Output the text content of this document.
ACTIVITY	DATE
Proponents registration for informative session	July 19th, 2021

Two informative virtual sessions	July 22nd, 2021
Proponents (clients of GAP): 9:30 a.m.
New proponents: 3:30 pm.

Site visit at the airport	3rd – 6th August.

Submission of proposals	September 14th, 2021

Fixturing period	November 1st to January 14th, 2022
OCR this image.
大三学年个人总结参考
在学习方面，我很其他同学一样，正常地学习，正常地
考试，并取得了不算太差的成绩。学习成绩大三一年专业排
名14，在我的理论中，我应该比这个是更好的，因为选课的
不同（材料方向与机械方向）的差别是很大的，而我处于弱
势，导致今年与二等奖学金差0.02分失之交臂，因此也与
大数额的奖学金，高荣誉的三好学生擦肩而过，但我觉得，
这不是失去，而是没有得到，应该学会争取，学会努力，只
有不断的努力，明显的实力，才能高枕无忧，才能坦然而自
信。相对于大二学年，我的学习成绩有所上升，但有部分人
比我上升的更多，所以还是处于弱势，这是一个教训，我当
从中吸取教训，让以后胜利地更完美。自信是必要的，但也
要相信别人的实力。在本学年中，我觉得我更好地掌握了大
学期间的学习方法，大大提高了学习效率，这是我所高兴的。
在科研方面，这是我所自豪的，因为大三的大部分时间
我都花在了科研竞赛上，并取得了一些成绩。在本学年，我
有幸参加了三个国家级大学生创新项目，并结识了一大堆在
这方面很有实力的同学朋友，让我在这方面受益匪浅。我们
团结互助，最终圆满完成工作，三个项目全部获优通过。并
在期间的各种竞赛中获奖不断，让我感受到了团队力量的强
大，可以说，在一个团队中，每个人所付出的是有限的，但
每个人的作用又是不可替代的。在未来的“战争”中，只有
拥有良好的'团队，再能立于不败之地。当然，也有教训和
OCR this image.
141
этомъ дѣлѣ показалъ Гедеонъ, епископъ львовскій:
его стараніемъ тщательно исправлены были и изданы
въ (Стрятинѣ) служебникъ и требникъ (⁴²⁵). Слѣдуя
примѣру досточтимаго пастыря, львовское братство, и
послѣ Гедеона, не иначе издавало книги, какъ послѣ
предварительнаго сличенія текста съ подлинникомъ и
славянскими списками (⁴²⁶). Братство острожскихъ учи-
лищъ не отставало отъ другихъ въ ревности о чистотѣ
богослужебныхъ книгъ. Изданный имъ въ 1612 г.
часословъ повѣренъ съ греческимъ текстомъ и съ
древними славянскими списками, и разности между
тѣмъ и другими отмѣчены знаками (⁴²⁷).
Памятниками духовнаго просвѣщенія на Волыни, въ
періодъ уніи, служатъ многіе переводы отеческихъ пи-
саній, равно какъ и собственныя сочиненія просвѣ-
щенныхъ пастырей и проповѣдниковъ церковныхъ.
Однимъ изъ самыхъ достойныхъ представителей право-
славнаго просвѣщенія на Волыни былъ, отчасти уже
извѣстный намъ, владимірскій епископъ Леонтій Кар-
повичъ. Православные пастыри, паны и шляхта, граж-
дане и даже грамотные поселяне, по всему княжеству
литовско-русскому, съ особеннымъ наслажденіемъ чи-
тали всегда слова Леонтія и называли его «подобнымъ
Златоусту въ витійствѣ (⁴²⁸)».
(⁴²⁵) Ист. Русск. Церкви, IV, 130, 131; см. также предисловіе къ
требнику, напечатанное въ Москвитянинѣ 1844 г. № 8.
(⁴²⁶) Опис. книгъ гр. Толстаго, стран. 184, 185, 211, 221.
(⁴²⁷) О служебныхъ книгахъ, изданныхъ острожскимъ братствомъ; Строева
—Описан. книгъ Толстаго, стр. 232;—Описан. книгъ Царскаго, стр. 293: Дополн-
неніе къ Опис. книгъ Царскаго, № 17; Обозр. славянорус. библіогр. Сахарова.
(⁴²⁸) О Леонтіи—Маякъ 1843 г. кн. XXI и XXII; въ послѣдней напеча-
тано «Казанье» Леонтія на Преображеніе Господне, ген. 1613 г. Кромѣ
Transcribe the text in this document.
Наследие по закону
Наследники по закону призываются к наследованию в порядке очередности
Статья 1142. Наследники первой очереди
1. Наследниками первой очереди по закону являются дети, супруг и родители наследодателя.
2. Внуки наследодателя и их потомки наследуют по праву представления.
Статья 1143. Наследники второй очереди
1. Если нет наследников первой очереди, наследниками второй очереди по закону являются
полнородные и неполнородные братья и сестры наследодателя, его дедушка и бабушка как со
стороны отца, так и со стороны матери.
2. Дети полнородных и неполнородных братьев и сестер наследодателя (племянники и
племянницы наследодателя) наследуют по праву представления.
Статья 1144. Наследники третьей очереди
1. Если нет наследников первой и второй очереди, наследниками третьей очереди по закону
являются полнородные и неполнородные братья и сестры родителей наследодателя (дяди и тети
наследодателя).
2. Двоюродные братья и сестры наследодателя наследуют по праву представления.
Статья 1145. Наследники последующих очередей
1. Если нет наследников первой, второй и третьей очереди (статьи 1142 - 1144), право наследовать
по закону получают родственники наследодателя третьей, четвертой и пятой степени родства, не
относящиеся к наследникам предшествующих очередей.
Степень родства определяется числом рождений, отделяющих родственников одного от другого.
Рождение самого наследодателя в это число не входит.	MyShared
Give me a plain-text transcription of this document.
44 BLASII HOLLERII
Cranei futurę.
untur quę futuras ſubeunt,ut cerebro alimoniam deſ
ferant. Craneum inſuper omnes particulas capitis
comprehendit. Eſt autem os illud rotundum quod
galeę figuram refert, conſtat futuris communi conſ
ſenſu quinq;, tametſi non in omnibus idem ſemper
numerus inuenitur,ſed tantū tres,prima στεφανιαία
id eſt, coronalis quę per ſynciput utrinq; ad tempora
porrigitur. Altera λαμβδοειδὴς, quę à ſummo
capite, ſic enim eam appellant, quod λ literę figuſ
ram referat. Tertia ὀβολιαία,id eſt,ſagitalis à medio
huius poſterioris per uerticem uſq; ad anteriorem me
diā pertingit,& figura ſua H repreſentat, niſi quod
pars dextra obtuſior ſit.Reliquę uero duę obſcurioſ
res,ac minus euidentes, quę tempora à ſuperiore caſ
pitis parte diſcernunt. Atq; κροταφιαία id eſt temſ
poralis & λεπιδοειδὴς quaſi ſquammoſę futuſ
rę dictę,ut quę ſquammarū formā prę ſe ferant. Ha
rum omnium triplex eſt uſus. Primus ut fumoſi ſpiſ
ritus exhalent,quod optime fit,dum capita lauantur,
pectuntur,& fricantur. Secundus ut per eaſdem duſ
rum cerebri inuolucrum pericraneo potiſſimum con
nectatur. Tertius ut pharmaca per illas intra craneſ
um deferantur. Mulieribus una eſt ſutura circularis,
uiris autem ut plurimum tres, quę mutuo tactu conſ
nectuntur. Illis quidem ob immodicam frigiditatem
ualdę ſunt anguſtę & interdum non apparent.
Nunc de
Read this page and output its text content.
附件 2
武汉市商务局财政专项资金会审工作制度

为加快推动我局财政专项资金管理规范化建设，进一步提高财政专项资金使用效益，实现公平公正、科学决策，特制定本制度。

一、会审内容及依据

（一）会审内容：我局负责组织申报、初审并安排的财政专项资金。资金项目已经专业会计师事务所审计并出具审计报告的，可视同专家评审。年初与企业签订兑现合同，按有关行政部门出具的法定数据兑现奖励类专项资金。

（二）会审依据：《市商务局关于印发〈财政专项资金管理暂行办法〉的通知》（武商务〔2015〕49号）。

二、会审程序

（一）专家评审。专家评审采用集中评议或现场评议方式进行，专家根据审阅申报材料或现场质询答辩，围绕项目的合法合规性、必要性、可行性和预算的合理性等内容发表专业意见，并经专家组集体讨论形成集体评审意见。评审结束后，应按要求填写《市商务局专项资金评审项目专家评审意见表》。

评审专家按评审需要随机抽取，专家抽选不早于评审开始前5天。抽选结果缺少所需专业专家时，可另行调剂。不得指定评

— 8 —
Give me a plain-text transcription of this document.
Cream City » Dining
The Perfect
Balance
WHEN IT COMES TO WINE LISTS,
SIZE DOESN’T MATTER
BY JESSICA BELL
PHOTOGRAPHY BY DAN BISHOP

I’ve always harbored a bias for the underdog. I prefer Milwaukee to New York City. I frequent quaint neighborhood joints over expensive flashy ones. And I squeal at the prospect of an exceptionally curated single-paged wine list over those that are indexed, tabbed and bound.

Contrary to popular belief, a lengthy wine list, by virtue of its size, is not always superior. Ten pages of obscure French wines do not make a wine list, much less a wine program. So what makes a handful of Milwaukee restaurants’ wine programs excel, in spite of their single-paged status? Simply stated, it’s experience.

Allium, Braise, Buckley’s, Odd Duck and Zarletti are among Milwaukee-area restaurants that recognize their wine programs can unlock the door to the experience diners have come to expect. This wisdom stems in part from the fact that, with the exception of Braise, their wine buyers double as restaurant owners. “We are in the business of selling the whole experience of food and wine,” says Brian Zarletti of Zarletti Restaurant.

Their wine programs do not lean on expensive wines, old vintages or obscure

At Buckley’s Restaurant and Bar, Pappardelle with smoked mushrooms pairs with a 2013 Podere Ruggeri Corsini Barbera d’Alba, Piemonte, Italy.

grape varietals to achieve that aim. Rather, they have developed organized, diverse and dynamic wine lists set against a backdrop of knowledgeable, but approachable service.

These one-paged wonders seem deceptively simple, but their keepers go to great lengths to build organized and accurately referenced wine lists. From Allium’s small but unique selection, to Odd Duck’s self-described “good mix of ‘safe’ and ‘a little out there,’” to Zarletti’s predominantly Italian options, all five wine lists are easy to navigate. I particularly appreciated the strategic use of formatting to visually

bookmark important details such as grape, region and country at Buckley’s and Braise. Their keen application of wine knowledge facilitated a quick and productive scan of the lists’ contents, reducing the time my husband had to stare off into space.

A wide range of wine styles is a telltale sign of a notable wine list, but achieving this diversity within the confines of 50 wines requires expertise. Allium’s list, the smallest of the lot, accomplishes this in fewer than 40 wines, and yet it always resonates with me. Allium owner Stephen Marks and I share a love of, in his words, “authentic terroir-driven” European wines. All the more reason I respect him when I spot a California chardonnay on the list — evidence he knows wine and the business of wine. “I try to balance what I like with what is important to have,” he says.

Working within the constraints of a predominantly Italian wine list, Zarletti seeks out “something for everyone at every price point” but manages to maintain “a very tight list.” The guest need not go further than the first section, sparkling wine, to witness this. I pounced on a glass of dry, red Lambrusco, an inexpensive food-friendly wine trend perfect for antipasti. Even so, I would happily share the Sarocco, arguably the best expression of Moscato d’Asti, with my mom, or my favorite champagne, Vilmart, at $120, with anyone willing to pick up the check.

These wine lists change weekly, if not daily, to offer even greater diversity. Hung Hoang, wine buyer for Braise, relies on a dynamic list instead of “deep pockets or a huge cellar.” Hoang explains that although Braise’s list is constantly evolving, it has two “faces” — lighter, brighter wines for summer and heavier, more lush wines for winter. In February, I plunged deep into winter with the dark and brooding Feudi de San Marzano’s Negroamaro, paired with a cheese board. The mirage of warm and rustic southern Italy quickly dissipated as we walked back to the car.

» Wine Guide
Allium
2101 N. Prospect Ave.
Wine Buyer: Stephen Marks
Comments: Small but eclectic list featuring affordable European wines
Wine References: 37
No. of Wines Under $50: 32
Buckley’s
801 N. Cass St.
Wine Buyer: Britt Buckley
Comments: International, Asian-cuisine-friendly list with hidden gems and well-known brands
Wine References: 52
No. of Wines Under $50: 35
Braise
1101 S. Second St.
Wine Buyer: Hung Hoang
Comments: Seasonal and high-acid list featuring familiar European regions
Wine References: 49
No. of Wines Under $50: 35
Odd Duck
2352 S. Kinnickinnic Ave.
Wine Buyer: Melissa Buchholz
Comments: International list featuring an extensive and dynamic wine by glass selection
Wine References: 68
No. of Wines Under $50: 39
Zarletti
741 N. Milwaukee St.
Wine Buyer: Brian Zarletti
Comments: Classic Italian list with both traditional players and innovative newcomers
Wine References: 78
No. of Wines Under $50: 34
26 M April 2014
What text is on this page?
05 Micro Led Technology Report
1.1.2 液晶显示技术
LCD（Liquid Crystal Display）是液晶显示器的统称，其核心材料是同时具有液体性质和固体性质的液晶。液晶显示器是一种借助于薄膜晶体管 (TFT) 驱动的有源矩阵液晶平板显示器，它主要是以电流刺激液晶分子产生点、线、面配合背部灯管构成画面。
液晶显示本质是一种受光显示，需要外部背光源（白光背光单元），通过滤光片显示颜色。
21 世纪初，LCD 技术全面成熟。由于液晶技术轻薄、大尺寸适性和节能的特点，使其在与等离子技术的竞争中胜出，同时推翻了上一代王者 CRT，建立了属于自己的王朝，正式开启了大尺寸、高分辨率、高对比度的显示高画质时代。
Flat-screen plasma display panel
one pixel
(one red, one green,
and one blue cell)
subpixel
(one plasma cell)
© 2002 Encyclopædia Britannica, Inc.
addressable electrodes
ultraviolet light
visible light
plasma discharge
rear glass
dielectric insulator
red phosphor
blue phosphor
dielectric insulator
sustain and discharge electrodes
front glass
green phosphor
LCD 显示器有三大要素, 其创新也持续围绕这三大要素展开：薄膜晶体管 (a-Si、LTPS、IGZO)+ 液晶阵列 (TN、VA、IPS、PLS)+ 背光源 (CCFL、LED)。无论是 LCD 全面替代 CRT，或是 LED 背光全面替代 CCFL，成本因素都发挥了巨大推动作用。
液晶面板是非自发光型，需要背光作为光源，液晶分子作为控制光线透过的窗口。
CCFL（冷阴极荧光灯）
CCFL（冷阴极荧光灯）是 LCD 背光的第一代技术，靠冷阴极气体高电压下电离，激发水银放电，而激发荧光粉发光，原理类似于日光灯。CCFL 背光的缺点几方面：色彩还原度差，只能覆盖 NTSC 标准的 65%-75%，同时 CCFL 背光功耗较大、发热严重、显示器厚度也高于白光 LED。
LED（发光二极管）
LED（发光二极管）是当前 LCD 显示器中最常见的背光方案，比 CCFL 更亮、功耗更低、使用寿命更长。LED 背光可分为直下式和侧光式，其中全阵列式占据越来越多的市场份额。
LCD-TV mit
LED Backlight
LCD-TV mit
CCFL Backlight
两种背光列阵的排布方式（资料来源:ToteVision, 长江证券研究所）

* * * * *

WHAT IS NEEDED:
Count every line of the records that holds the string "очередей". Write only the total.

OUTPUT FOR THIS TASK:
2